Task to complete:
Leaving out all images, write out the records that follow exactly.
======
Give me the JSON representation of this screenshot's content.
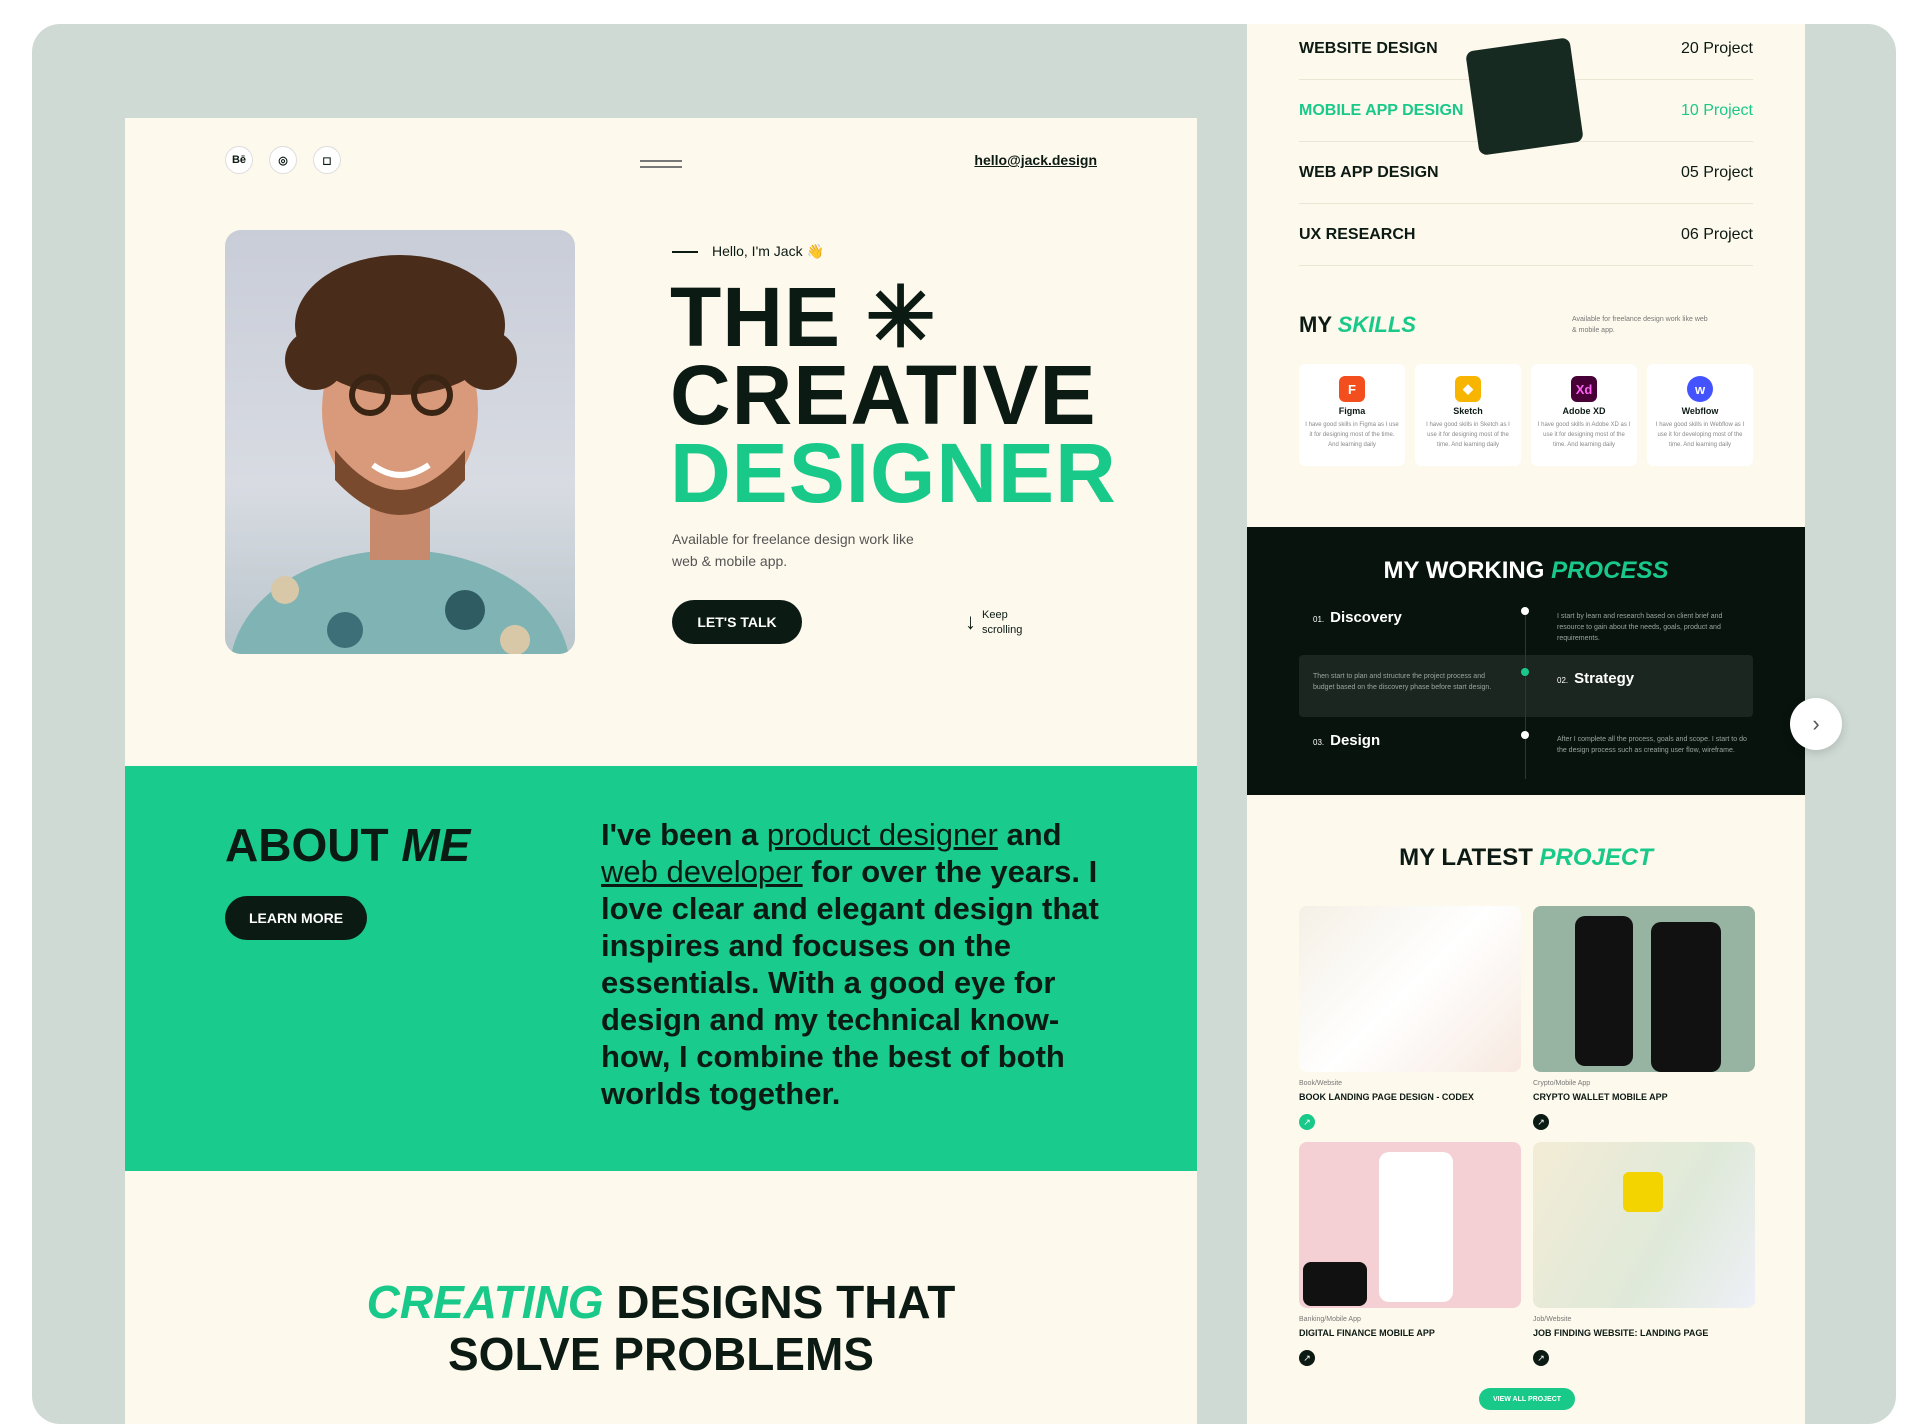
{
  "colors": {
    "accent": "#19cb8c",
    "dark": "#0c1a14",
    "cream": "#fdf9ec",
    "bg": "#cfdad4"
  },
  "left": {
    "social": [
      "Bē",
      "◎",
      "◻"
    ],
    "email": "hello@jack.design",
    "hello": "Hello, I'm Jack 👋",
    "headline": {
      "line1": "THE ✳",
      "line2": "CREATIVE",
      "line3": "DESIGNER"
    },
    "sub": "Available for freelance design work like web & mobile app.",
    "talk": "LET'S TALK",
    "scroll": {
      "l1": "Keep",
      "l2": "scrolling"
    },
    "about": {
      "title_a": "ABOUT ",
      "title_b": "ME",
      "learn": "LEARN MORE",
      "t1": "I've been a ",
      "link1": "product designer",
      "t2": " and ",
      "link2": "web developer",
      "t3": " for over the years. I love clear and elegant design that inspires and focuses on the essentials. With a good eye for design and my technical know-how, I combine the best of both worlds together."
    },
    "creating": {
      "a": "CREATING",
      "b": " DESIGNS THAT",
      "c": "SOLVE PROBLEMS"
    }
  },
  "right": {
    "services": [
      {
        "name": "WEBSITE DESIGN",
        "count": "20 Project"
      },
      {
        "name": "MOBILE APP DESIGN",
        "count": "10 Project"
      },
      {
        "name": "WEB APP DESIGN",
        "count": "05 Project"
      },
      {
        "name": "UX RESEARCH",
        "count": "06 Project"
      }
    ],
    "skills": {
      "title_a": "MY ",
      "title_b": "SKILLS",
      "sub": "Available for freelance design work like web & mobile app.",
      "items": [
        {
          "name": "Figma",
          "desc": "I have good skills in Figma as I use it for designing most of the time. And learning daily"
        },
        {
          "name": "Sketch",
          "desc": "I have good skills in Sketch as I use it for designing most of the time. And learning daily"
        },
        {
          "name": "Adobe XD",
          "desc": "I have good skills in Adobe XD as I use it for designing most of the time. And learning daily"
        },
        {
          "name": "Webflow",
          "desc": "I have good skills in Webflow as I use it for developing most of the time. And learning daily"
        }
      ]
    },
    "process": {
      "title_a": "MY WORKING ",
      "title_b": "PROCESS",
      "steps": [
        {
          "num": "01.",
          "name": "Discovery",
          "desc": "I start by learn and research based on client brief and resource to gain about the needs, goals, product and requirements."
        },
        {
          "num": "02.",
          "name": "Strategy",
          "desc": "Then start to plan and structure the project process and budget based on the discovery phase before start design."
        },
        {
          "num": "03.",
          "name": "Design",
          "desc": "After I complete all the process, goals and scope. I start to do the design process such as creating user flow, wireframe."
        }
      ]
    },
    "latest": {
      "title_a": "MY LATEST ",
      "title_b": "PROJECT",
      "projects": [
        {
          "cat": "Book/Website",
          "title": "BOOK LANDING PAGE DESIGN - CODEX"
        },
        {
          "cat": "Crypto/Mobile App",
          "title": "CRYPTO WALLET MOBILE APP"
        },
        {
          "cat": "Banking/Mobile App",
          "title": "DIGITAL FINANCE MOBILE APP"
        },
        {
          "cat": "Job/Website",
          "title": "JOB FINDING WEBSITE: LANDING PAGE"
        }
      ],
      "view_all": "VIEW ALL PROJECT"
    }
  }
}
======
Expected answer:
Give me the JSON representation of this screenshot's content.
{
  "colors": {
    "accent": "#19cb8c",
    "dark": "#0c1a14",
    "cream": "#fdf9ec",
    "bg": "#cfdad4"
  },
  "left": {
    "social": [
      "Bē",
      "◎",
      "◻"
    ],
    "email": "hello@jack.design",
    "hello": "Hello, I'm Jack 👋",
    "headline": {
      "line1": "THE ✳",
      "line2": "CREATIVE",
      "line3": "DESIGNER"
    },
    "sub": "Available for freelance design work like web & mobile app.",
    "talk": "LET'S TALK",
    "scroll": {
      "l1": "Keep",
      "l2": "scrolling"
    },
    "about": {
      "title_a": "ABOUT ",
      "title_b": "ME",
      "learn": "LEARN MORE",
      "t1": "I've been a ",
      "link1": "product designer",
      "t2": " and ",
      "link2": "web developer",
      "t3": " for over the years. I love clear and elegant design that inspires and focuses on the essentials. With a good eye for design and my technical know-how, I combine the best of both worlds together."
    },
    "creating": {
      "a": "CREATING",
      "b": " DESIGNS THAT",
      "c": "SOLVE PROBLEMS"
    }
  },
  "right": {
    "services": [
      {
        "name": "WEBSITE DESIGN",
        "count": "20 Project"
      },
      {
        "name": "MOBILE APP DESIGN",
        "count": "10 Project"
      },
      {
        "name": "WEB APP DESIGN",
        "count": "05 Project"
      },
      {
        "name": "UX RESEARCH",
        "count": "06 Project"
      }
    ],
    "skills": {
      "title_a": "MY ",
      "title_b": "SKILLS",
      "sub": "Available for freelance design work like web & mobile app.",
      "items": [
        {
          "name": "Figma",
          "desc": "I have good skills in Figma as I use it for designing most of the time. And learning daily"
        },
        {
          "name": "Sketch",
          "desc": "I have good skills in Sketch as I use it for designing most of the time. And learning daily"
        },
        {
          "name": "Adobe XD",
          "desc": "I have good skills in Adobe XD as I use it for designing most of the time. And learning daily"
        },
        {
          "name": "Webflow",
          "desc": "I have good skills in Webflow as I use it for developing most of the time. And learning daily"
        }
      ]
    },
    "process": {
      "title_a": "MY WORKING ",
      "title_b": "PROCESS",
      "steps": [
        {
          "num": "01.",
          "name": "Discovery",
          "desc": "I start by learn and research based on client brief and resource to gain about the needs, goals, product and requirements."
        },
        {
          "num": "02.",
          "name": "Strategy",
          "desc": "Then start to plan and structure the project process and budget based on the discovery phase before start design."
        },
        {
          "num": "03.",
          "name": "Design",
          "desc": "After I complete all the process, goals and scope. I start to do the design process such as creating user flow, wireframe."
        }
      ]
    },
    "latest": {
      "title_a": "MY LATEST ",
      "title_b": "PROJECT",
      "projects": [
        {
          "cat": "Book/Website",
          "title": "BOOK LANDING PAGE DESIGN - CODEX"
        },
        {
          "cat": "Crypto/Mobile App",
          "title": "CRYPTO WALLET MOBILE APP"
        },
        {
          "cat": "Banking/Mobile App",
          "title": "DIGITAL FINANCE MOBILE APP"
        },
        {
          "cat": "Job/Website",
          "title": "JOB FINDING WEBSITE: LANDING PAGE"
        }
      ],
      "view_all": "VIEW ALL PROJECT"
    }
  }
}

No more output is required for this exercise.